■ Extract ■
□ □ □ □ □ □ □

DR. THOMAS FRANCIS, JR., Professor of Epidemiology and Chairman of his Department at the University School of Public Health since 1941, has been named winner of a 1947 Lasker Award from the American Public Health Association for his development of an influenza vaccine. He is one of five persons and three Government agencies who will be recipients of the awards for "significant contributions in the fight for health" at the APHA meeting in Atlantic City on October 9.
One thousand dollars and a gold statuette of the Winged Victory of Samothrace, symbolizing the defeat of death and disease, will be given Dr. Francis.
Due largely to his work, the disease that killed more Americans than did bullets in the first World War, was kept to a very small minimum during the last war. As director of the Army Commission on Influenza, Dr. Francis headed studies in all war theaters, which resulted in an effective vaccine for the two types of the disease.
Before the war, Dr. Francis had a leading part in the discovery and isolation of both virus A and B. Type A was isolated for the first time in the Western Hemisphere in 1934 at Rockefeller Institute, where he was a member, and Type B was discovered under his direction in the New York University bacteriological laboratory which he headed from 1938 to 1941.
Two years ago, with the knowledge of Dr. Francis and aided by research gained between the two world wars, the Army injected the flu vaccine into all its personnel, and as a result, Type A flu was reduced to one-fourth that in other branches of the service which had not used the vaccine, and Type B was reduced to one-tenth.

□ □ □ □ □ □ □

■ Recorded data ■

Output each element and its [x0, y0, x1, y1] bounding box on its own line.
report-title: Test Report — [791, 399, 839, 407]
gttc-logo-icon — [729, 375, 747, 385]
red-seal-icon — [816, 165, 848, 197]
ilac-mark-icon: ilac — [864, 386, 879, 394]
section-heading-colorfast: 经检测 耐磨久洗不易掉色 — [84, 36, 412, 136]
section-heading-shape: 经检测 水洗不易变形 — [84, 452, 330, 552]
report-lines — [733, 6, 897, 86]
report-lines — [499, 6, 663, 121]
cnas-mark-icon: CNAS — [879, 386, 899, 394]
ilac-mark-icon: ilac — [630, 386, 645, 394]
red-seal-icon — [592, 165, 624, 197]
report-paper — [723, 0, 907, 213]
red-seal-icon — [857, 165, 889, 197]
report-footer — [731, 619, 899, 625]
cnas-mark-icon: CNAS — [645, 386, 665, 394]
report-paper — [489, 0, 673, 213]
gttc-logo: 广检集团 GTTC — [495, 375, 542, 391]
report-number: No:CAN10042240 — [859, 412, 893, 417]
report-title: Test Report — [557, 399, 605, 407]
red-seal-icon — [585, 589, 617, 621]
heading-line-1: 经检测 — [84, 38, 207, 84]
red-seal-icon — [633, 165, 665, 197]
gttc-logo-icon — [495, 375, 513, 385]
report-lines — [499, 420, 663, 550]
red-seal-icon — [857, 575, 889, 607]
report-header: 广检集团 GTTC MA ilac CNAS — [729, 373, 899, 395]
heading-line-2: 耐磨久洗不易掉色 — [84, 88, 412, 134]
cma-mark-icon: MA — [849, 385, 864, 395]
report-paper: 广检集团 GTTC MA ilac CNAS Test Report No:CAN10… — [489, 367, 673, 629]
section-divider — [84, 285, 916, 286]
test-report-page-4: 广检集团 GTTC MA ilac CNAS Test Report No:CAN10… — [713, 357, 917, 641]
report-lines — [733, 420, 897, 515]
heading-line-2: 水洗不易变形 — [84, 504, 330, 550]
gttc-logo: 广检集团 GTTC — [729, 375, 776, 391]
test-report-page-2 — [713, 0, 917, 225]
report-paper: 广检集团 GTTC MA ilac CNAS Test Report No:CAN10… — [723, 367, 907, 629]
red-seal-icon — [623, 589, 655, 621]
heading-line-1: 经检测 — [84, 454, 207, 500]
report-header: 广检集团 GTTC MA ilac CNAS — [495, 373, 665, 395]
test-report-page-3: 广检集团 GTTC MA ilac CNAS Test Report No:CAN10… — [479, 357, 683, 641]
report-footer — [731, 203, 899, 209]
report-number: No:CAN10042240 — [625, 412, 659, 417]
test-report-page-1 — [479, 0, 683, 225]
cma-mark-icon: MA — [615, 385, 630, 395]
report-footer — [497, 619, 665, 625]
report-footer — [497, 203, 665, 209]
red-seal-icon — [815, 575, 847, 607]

□ □ □ □ □ □ □

■ Task objective ■
Reproduce the Lasker Award article word for word from "Two years ago, with" to "reduced to one-tenth.". The entries are separate material and are unrelated to the Lasker Award article.

■ Result ■
Two years ago, with the knowledge of Dr. Francis and aided by research gained between the two world wars, the Army injected the flu vaccine into all its personnel, and as a result, Type A flu was reduced to one-fourth that in other branches of the service which had not used the vaccine, and Type B was reduced to one-tenth.